BEGIN Stored rows
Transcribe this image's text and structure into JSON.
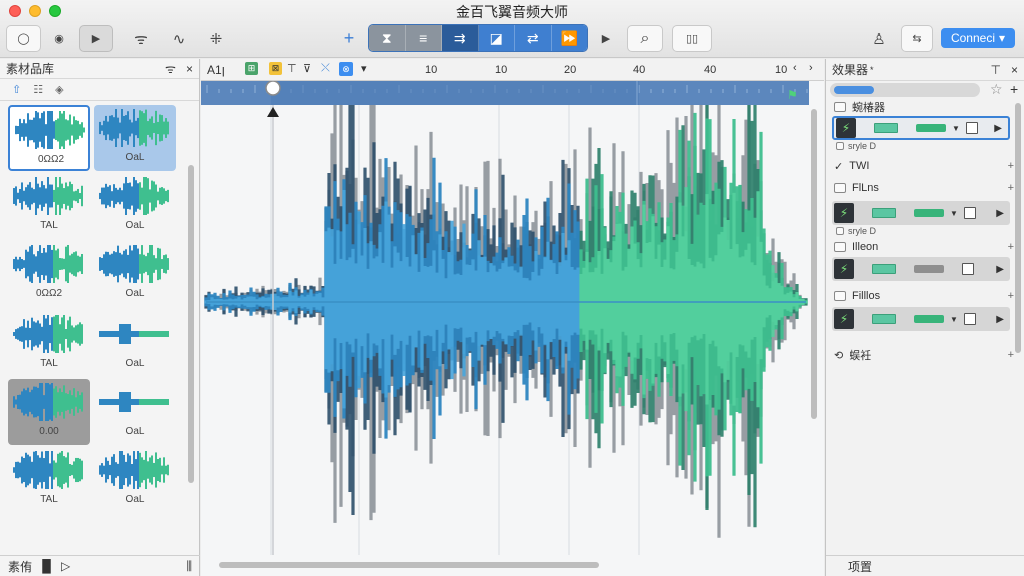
{
  "window": {
    "title": "金百飞翼音频大师"
  },
  "toolbar": {
    "loop_icon": "◯",
    "sphere_icon": "◉",
    "play_icon": "▶",
    "signal_icon": "ᯤ",
    "wave_icon": "∿",
    "snap_icon": "⁜",
    "plus_icon": "+",
    "segment_icons": [
      "⧗",
      "≡",
      "⇉",
      "◪",
      "⇄",
      "⏩"
    ],
    "play2_icon": "▶",
    "search_icon": "⌕",
    "panel_icon": "▯▯",
    "user_icon": "♙",
    "swap_icon": "⇆",
    "connect_label": "Conneci",
    "connect_caret": "▾"
  },
  "library": {
    "title": "素材品库",
    "wifi_icon": "ᯤ",
    "close_icon": "×",
    "tool_icons": [
      "⇧",
      "☷",
      "◈"
    ],
    "clips": [
      {
        "label": "0ΩΩ2"
      },
      {
        "label": "OaL"
      },
      {
        "label": "TAL"
      },
      {
        "label": "OaL"
      },
      {
        "label": "0ΩΩ2"
      },
      {
        "label": "OaL"
      },
      {
        "label": "TAL"
      },
      {
        "label": "OaL"
      },
      {
        "label": "0.00"
      },
      {
        "label": "OaL"
      },
      {
        "label": "TAL"
      },
      {
        "label": "OaL"
      }
    ],
    "footer_label": "素侑",
    "footer_icons": [
      "▐▌",
      "▷",
      "⫼"
    ]
  },
  "editor": {
    "ruler_left": "A1ꞁ",
    "ruler_icons": [
      "⊞",
      "⊠",
      "⊤",
      "⊽",
      "⤬",
      "⊗",
      "▾"
    ],
    "ruler_numbers": [
      "10",
      "10",
      "20",
      "40",
      "40",
      "10"
    ],
    "ruler_arrows": [
      "‹",
      "›"
    ]
  },
  "effects": {
    "title": "效果器",
    "title_mark": "*",
    "pin_icon": "⊤",
    "close_icon": "×",
    "star_icon": "☆",
    "add_icon": "+",
    "plugins": [
      {
        "name": "蜿椿器",
        "selected": true,
        "style": "sryle D",
        "fader": "green"
      },
      {
        "name": "TWI",
        "check": "✓"
      },
      {
        "name": "FlLns",
        "selected": false,
        "style": "sryle D",
        "fader": "green"
      },
      {
        "name": "Illeon",
        "selected": false,
        "fader": "grey"
      },
      {
        "name": "Filllos",
        "selected": false,
        "fader": "green"
      },
      {
        "name": "蜈衽",
        "loop": "⟲"
      }
    ],
    "footer_label": "项置"
  },
  "colors": {
    "accent": "#3d8ef0",
    "wave_blue": "#2e86c1",
    "wave_teal": "#3fbf8f",
    "wave_dark": "#2d4f6b"
  }
}
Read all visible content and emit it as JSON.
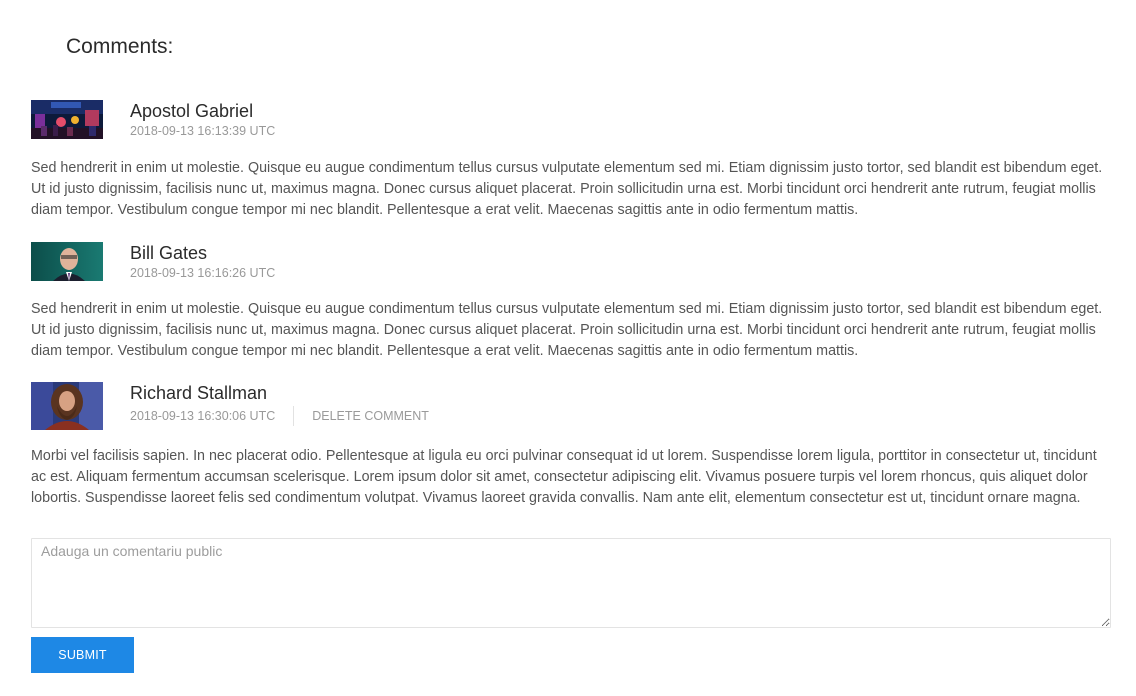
{
  "page": {
    "title": "Comments:"
  },
  "comments": [
    {
      "author": "Apostol Gabriel",
      "timestamp": "2018-09-13 16:13:39 UTC",
      "body": "Sed hendrerit in enim ut molestie. Quisque eu augue condimentum tellus cursus vulputate elementum sed mi. Etiam dignissim justo tortor, sed blandit est bibendum eget. Ut id justo dignissim, facilisis nunc ut, maximus magna. Donec cursus aliquet placerat. Proin sollicitudin urna est. Morbi tincidunt orci hendrerit ante rutrum, feugiat mollis diam tempor. Vestibulum congue tempor mi nec blandit. Pellentesque a erat velit. Maecenas sagittis ante in odio fermentum mattis.",
      "avatar_icon": "concert-stage-photo"
    },
    {
      "author": "Bill Gates",
      "timestamp": "2018-09-13 16:16:26 UTC",
      "body": "Sed hendrerit in enim ut molestie. Quisque eu augue condimentum tellus cursus vulputate elementum sed mi. Etiam dignissim justo tortor, sed blandit est bibendum eget. Ut id justo dignissim, facilisis nunc ut, maximus magna. Donec cursus aliquet placerat. Proin sollicitudin urna est. Morbi tincidunt orci hendrerit ante rutrum, feugiat mollis diam tempor. Vestibulum congue tempor mi nec blandit. Pellentesque a erat velit. Maecenas sagittis ante in odio fermentum mattis.",
      "avatar_icon": "portrait-photo"
    },
    {
      "author": "Richard Stallman",
      "timestamp": "2018-09-13 16:30:06 UTC",
      "delete_label": "DELETE COMMENT",
      "body": "Morbi vel facilisis sapien. In nec placerat odio. Pellentesque at ligula eu orci pulvinar consequat id ut lorem. Suspendisse lorem ligula, porttitor in consectetur ut, tincidunt ac est. Aliquam fermentum accumsan scelerisque. Lorem ipsum dolor sit amet, consectetur adipiscing elit. Vivamus posuere turpis vel lorem rhoncus, quis aliquet dolor lobortis. Suspendisse laoreet felis sed condimentum volutpat. Vivamus laoreet gravida convallis. Nam ante elit, elementum consectetur est ut, tincidunt ornare magna.",
      "avatar_icon": "portrait-photo"
    }
  ],
  "form": {
    "placeholder": "Adauga un comentariu public",
    "value": "",
    "submit_label": "SUBMIT"
  },
  "colors": {
    "accent": "#1e88e5",
    "muted_text": "#999999",
    "body_text": "#555555"
  }
}
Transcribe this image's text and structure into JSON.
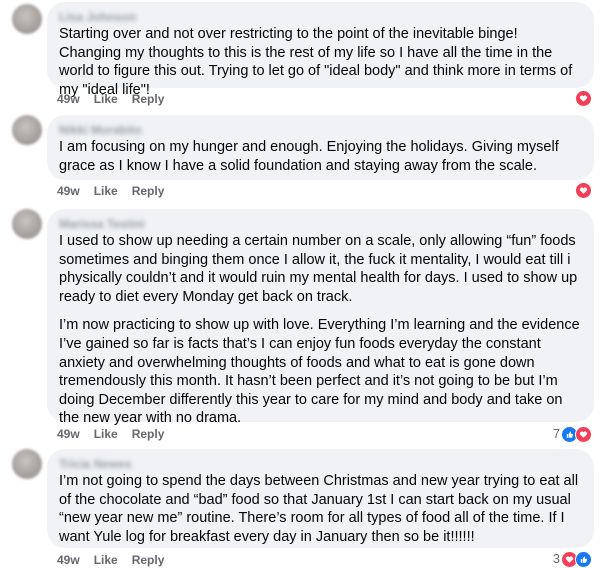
{
  "comments": [
    {
      "author": "Lisa Johnson",
      "paragraphs": [
        "Starting over and not over restricting to the point of the inevitable binge! Changing my thoughts to this is the rest of my life so I have all the time in the world to figure this out. Trying to let go of \"ideal body\" and think more in terms of my \"ideal life\"!"
      ],
      "age": "49w",
      "like_label": "Like",
      "reply_label": "Reply",
      "reactions": [
        "heart"
      ],
      "reaction_count": ""
    },
    {
      "author": "Nikki Morabito",
      "paragraphs": [
        "I am focusing on my hunger and enough. Enjoying the holidays. Giving myself grace as I know I have a solid foundation and staying away from the scale."
      ],
      "age": "49w",
      "like_label": "Like",
      "reply_label": "Reply",
      "reactions": [
        "heart"
      ],
      "reaction_count": ""
    },
    {
      "author": "Marissa Testini",
      "paragraphs": [
        "I used to show up needing a certain number on a scale, only allowing “fun” foods sometimes and binging them once I allow it, the fuck it mentality, I would eat till i physically couldn’t and it would ruin my mental health for days. I used to show up ready to diet every Monday get back on track.",
        "I’m now practicing to show up with love. Everything I’m learning and the evidence I’ve gained so far is facts that’s I can enjoy fun foods everyday the constant anxiety and overwhelming thoughts of foods and what to eat is gone down tremendously this month. It hasn’t been perfect and it’s not going to be but I’m doing December differently this year to care for my mind and body and take on the new year with no drama."
      ],
      "age": "49w",
      "like_label": "Like",
      "reply_label": "Reply",
      "reactions": [
        "like",
        "heart"
      ],
      "reaction_count": "7"
    },
    {
      "author": "Tricia Newes",
      "paragraphs": [
        "I’m not going to spend the days between Christmas and new year trying to eat all of the chocolate and “bad” food so that January 1st I can start back on my usual “new year new me” routine. There’s room for all types of food all of the time. If I want Yule log for breakfast every day in January then so be it!!!!!!"
      ],
      "age": "49w",
      "like_label": "Like",
      "reply_label": "Reply",
      "reactions": [
        "heart",
        "like"
      ],
      "reaction_count": "3"
    }
  ],
  "colors": {
    "bubble": "#f0f2f5",
    "meta_text": "#65676b",
    "heart": "#f33e58",
    "like": "#1877f2"
  }
}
END Stored rows
▶ [Set task]: Copy each line above precisely, dropping the pictures.

▶ [Completed task]:
Transcribe this image's text and structure into JSON.
{
  "window": {
    "title": "金百飞翼音频大师"
  },
  "toolbar": {
    "loop_icon": "◯",
    "sphere_icon": "◉",
    "play_icon": "▶",
    "signal_icon": "ᯤ",
    "wave_icon": "∿",
    "snap_icon": "⁜",
    "plus_icon": "+",
    "segment_icons": [
      "⧗",
      "≡",
      "⇉",
      "◪",
      "⇄",
      "⏩"
    ],
    "play2_icon": "▶",
    "search_icon": "⌕",
    "panel_icon": "▯▯",
    "user_icon": "♙",
    "swap_icon": "⇆",
    "connect_label": "Conneci",
    "connect_caret": "▾"
  },
  "library": {
    "title": "素材品库",
    "wifi_icon": "ᯤ",
    "close_icon": "×",
    "tool_icons": [
      "⇧",
      "☷",
      "◈"
    ],
    "clips": [
      {
        "label": "0ΩΩ2"
      },
      {
        "label": "OaL"
      },
      {
        "label": "TAL"
      },
      {
        "label": "OaL"
      },
      {
        "label": "0ΩΩ2"
      },
      {
        "label": "OaL"
      },
      {
        "label": "TAL"
      },
      {
        "label": "OaL"
      },
      {
        "label": "0.00"
      },
      {
        "label": "OaL"
      },
      {
        "label": "TAL"
      },
      {
        "label": "OaL"
      }
    ],
    "footer_label": "素侑",
    "footer_icons": [
      "▐▌",
      "▷",
      "⫼"
    ]
  },
  "editor": {
    "ruler_left": "A1ꞁ",
    "ruler_icons": [
      "⊞",
      "⊠",
      "⊤",
      "⊽",
      "⤬",
      "⊗",
      "▾"
    ],
    "ruler_numbers": [
      "10",
      "10",
      "20",
      "40",
      "40",
      "10"
    ],
    "ruler_arrows": [
      "‹",
      "›"
    ]
  },
  "effects": {
    "title": "效果器",
    "title_mark": "*",
    "pin_icon": "⊤",
    "close_icon": "×",
    "star_icon": "☆",
    "add_icon": "+",
    "plugins": [
      {
        "name": "蜿椿器",
        "selected": true,
        "style": "sryle D",
        "fader": "green"
      },
      {
        "name": "TWI",
        "check": "✓"
      },
      {
        "name": "FlLns",
        "selected": false,
        "style": "sryle D",
        "fader": "green"
      },
      {
        "name": "Illeon",
        "selected": false,
        "fader": "grey"
      },
      {
        "name": "Filllos",
        "selected": false,
        "fader": "green"
      },
      {
        "name": "蜈衽",
        "loop": "⟲"
      }
    ],
    "footer_label": "项置"
  },
  "colors": {
    "accent": "#3d8ef0",
    "wave_blue": "#2e86c1",
    "wave_teal": "#3fbf8f",
    "wave_dark": "#2d4f6b"
  }
}
Read all visible content and emit it as JSON.
{
  "page": {
    "title": "Comments:"
  },
  "comments": [
    {
      "author": "Apostol Gabriel",
      "timestamp": "2018-09-13 16:13:39 UTC",
      "body": "Sed hendrerit in enim ut molestie. Quisque eu augue condimentum tellus cursus vulputate elementum sed mi. Etiam dignissim justo tortor, sed blandit est bibendum eget. Ut id justo dignissim, facilisis nunc ut, maximus magna. Donec cursus aliquet placerat. Proin sollicitudin urna est. Morbi tincidunt orci hendrerit ante rutrum, feugiat mollis diam tempor. Vestibulum congue tempor mi nec blandit. Pellentesque a erat velit. Maecenas sagittis ante in odio fermentum mattis.",
      "avatar_icon": "concert-stage-photo"
    },
    {
      "author": "Bill Gates",
      "timestamp": "2018-09-13 16:16:26 UTC",
      "body": "Sed hendrerit in enim ut molestie. Quisque eu augue condimentum tellus cursus vulputate elementum sed mi. Etiam dignissim justo tortor, sed blandit est bibendum eget. Ut id justo dignissim, facilisis nunc ut, maximus magna. Donec cursus aliquet placerat. Proin sollicitudin urna est. Morbi tincidunt orci hendrerit ante rutrum, feugiat mollis diam tempor. Vestibulum congue tempor mi nec blandit. Pellentesque a erat velit. Maecenas sagittis ante in odio fermentum mattis.",
      "avatar_icon": "portrait-photo"
    },
    {
      "author": "Richard Stallman",
      "timestamp": "2018-09-13 16:30:06 UTC",
      "delete_label": "DELETE COMMENT",
      "body": "Morbi vel facilisis sapien. In nec placerat odio. Pellentesque at ligula eu orci pulvinar consequat id ut lorem. Suspendisse lorem ligula, porttitor in consectetur ut, tincidunt ac est. Aliquam fermentum accumsan scelerisque. Lorem ipsum dolor sit amet, consectetur adipiscing elit. Vivamus posuere turpis vel lorem rhoncus, quis aliquet dolor lobortis. Suspendisse laoreet felis sed condimentum volutpat. Vivamus laoreet gravida convallis. Nam ante elit, elementum consectetur est ut, tincidunt ornare magna.",
      "avatar_icon": "portrait-photo"
    }
  ],
  "form": {
    "placeholder": "Adauga un comentariu public",
    "value": "",
    "submit_label": "SUBMIT"
  },
  "colors": {
    "accent": "#1e88e5",
    "muted_text": "#999999",
    "body_text": "#555555"
  }
}
Transcribe this image's text and structure into JSON.
{
  "comments": [
    {
      "author": "Lisa Johnson",
      "paragraphs": [
        "Starting over and not over restricting to the point of the inevitable binge! Changing my thoughts to this is the rest of my life so I have all the time in the world to figure this out. Trying to let go of \"ideal body\" and think more in terms of my \"ideal life\"!"
      ],
      "age": "49w",
      "like_label": "Like",
      "reply_label": "Reply",
      "reactions": [
        "heart"
      ],
      "reaction_count": ""
    },
    {
      "author": "Nikki Morabito",
      "paragraphs": [
        "I am focusing on my hunger and enough. Enjoying the holidays. Giving myself grace as I know I have a solid foundation and staying away from the scale."
      ],
      "age": "49w",
      "like_label": "Like",
      "reply_label": "Reply",
      "reactions": [
        "heart"
      ],
      "reaction_count": ""
    },
    {
      "author": "Marissa Testini",
      "paragraphs": [
        "I used to show up needing a certain number on a scale, only allowing “fun” foods sometimes and binging them once I allow it, the fuck it mentality, I would eat till i physically couldn’t and it would ruin my mental health for days. I used to show up ready to diet every Monday get back on track.",
        "I’m now practicing to show up with love. Everything I’m learning and the evidence I’ve gained so far is facts that’s I can enjoy fun foods everyday the constant anxiety and overwhelming thoughts of foods and what to eat is gone down tremendously this month. It hasn’t been perfect and it’s not going to be but I’m doing December differently this year to care for my mind and body and take on the new year with no drama."
      ],
      "age": "49w",
      "like_label": "Like",
      "reply_label": "Reply",
      "reactions": [
        "like",
        "heart"
      ],
      "reaction_count": "7"
    },
    {
      "author": "Tricia Newes",
      "paragraphs": [
        "I’m not going to spend the days between Christmas and new year trying to eat all of the chocolate and “bad” food so that January 1st I can start back on my usual “new year new me” routine. There’s room for all types of food all of the time. If I want Yule log for breakfast every day in January then so be it!!!!!!"
      ],
      "age": "49w",
      "like_label": "Like",
      "reply_label": "Reply",
      "reactions": [
        "heart",
        "like"
      ],
      "reaction_count": "3"
    }
  ],
  "colors": {
    "bubble": "#f0f2f5",
    "meta_text": "#65676b",
    "heart": "#f33e58",
    "like": "#1877f2"
  }
}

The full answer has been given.